SET TASK:
Bring together all lines of the material below that contain the string "nhiệt".

PROVIDED RECORDS:
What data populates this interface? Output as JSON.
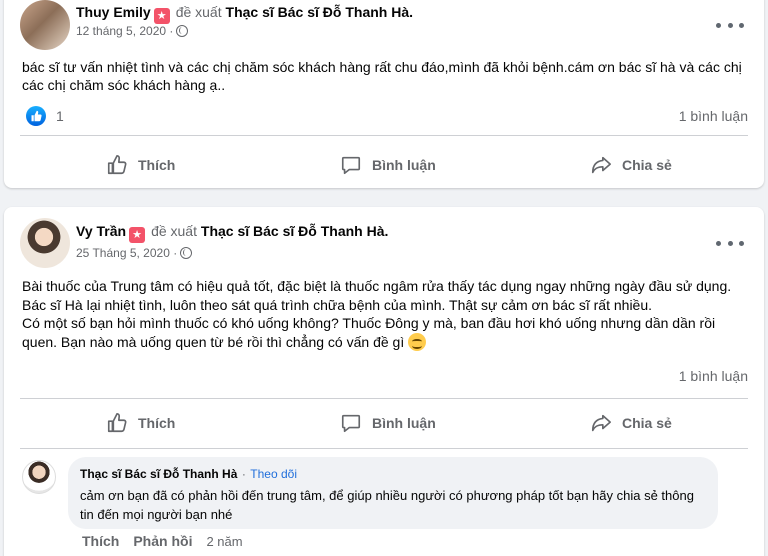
{
  "posts": [
    {
      "author": "Thuy Emily",
      "badge": "★",
      "verb": "đề xuất",
      "page": "Thạc sĩ Bác sĩ Đỗ Thanh Hà.",
      "date": "12 tháng 5, 2020 ·",
      "text": "bác sĩ tư vấn nhiệt tình và các chị chăm sóc khách hàng rất chu đáo,mình đã khỏi bệnh.cám ơn bác sĩ hà và các chị các chị chăm sóc khách hàng ạ..",
      "like_count": "1",
      "comment_count": "1 bình luận"
    },
    {
      "author": "Vy Trần",
      "badge": "★",
      "verb": "đề xuất",
      "page": "Thạc sĩ Bác sĩ Đỗ Thanh Hà.",
      "date": "25 Tháng 5, 2020 ·",
      "lines": [
        "Bài thuốc của Trung tâm có hiệu quả tốt, đặc biệt là thuốc ngâm rửa thấy tác dụng ngay những ngày đầu sử dụng.",
        "Bác sĩ Hà lại nhiệt tình, luôn theo sát quá trình chữa bệnh của mình. Thật sự cảm ơn bác sĩ rất nhiều.",
        "Có một số bạn hỏi mình thuốc có khó uống không? Thuốc Đông y mà, ban đầu hơi khó uống nhưng dần dần rồi quen. Bạn nào mà uống quen từ bé rồi thì chẳng có vấn đề gì"
      ],
      "comment_count": "1 bình luận"
    }
  ],
  "actions": {
    "like": "Thích",
    "comment": "Bình luận",
    "share": "Chia sẻ"
  },
  "comment": {
    "author": "Thạc sĩ Bác sĩ Đỗ Thanh Hà",
    "separator": "·",
    "follow": "Theo dõi",
    "text": "cảm ơn bạn đã có phản hồi đến trung tâm, để giúp nhiều người có phương pháp tốt bạn hãy chia sẻ thông tin đến mọi người bạn nhé",
    "like": "Thích",
    "reply": "Phản hồi",
    "time": "2 năm"
  },
  "colors": {
    "background": "#f0f2f5",
    "link_blue": "#216fdb",
    "like_blue": "#1877f2",
    "secondary_text": "#65676b",
    "recommend_badge": "#f35369"
  },
  "icons": [
    "globe-icon",
    "more-icon",
    "like-reaction-icon",
    "thumbs-up-icon",
    "comment-icon",
    "share-icon",
    "smile-emoji-icon"
  ]
}
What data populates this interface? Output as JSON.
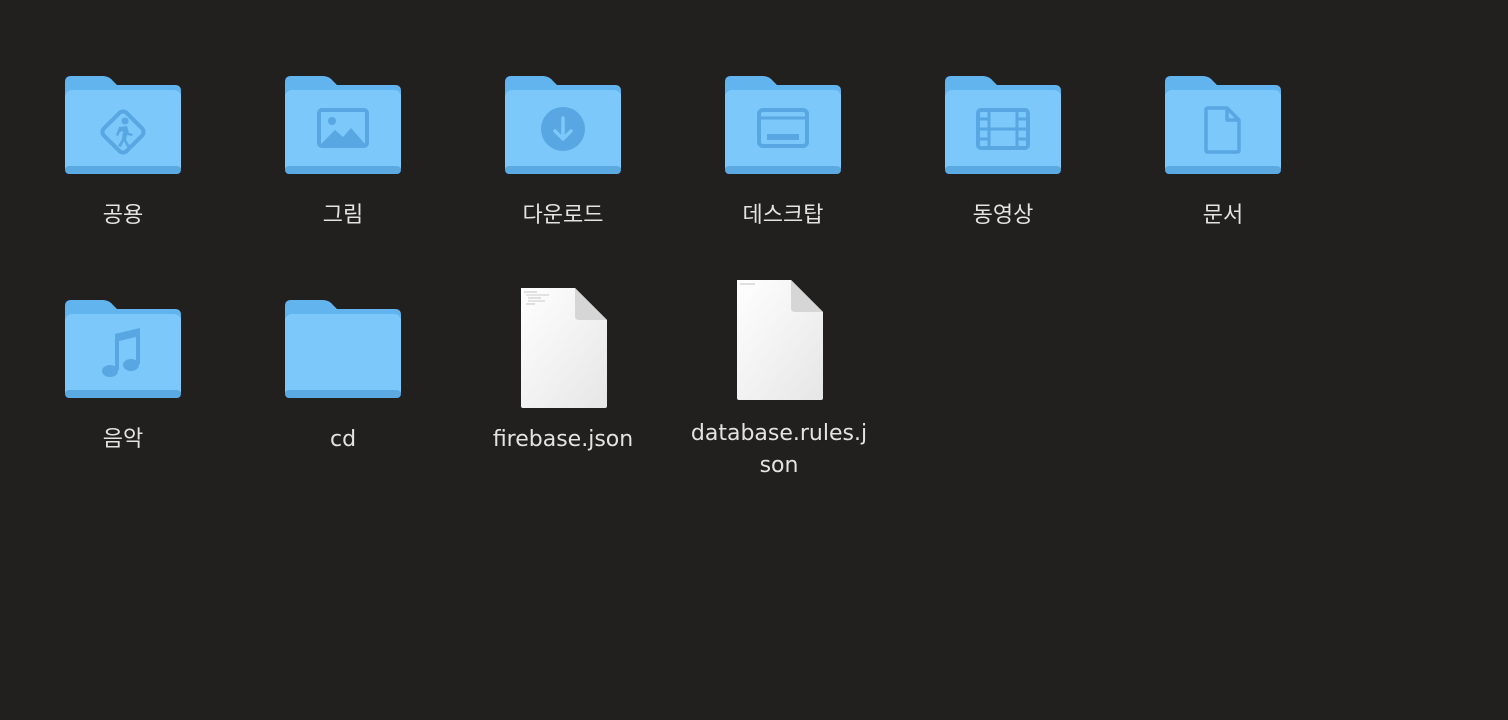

ANSWER FOR THIS EXERCISE:
      "text": "bác sĩ tư vấn nhiệt tình và các chị chăm sóc khách hàng rất chu đáo,mình đã khỏi bệnh.cám ơn bác sĩ hà và các chị các chị chăm sóc khách hàng ạ..",
        "Bác sĩ Hà lại nhiệt tình, luôn theo sát quá trình chữa bệnh của mình. Thật sự cảm ơn bác sĩ rất nhiều.",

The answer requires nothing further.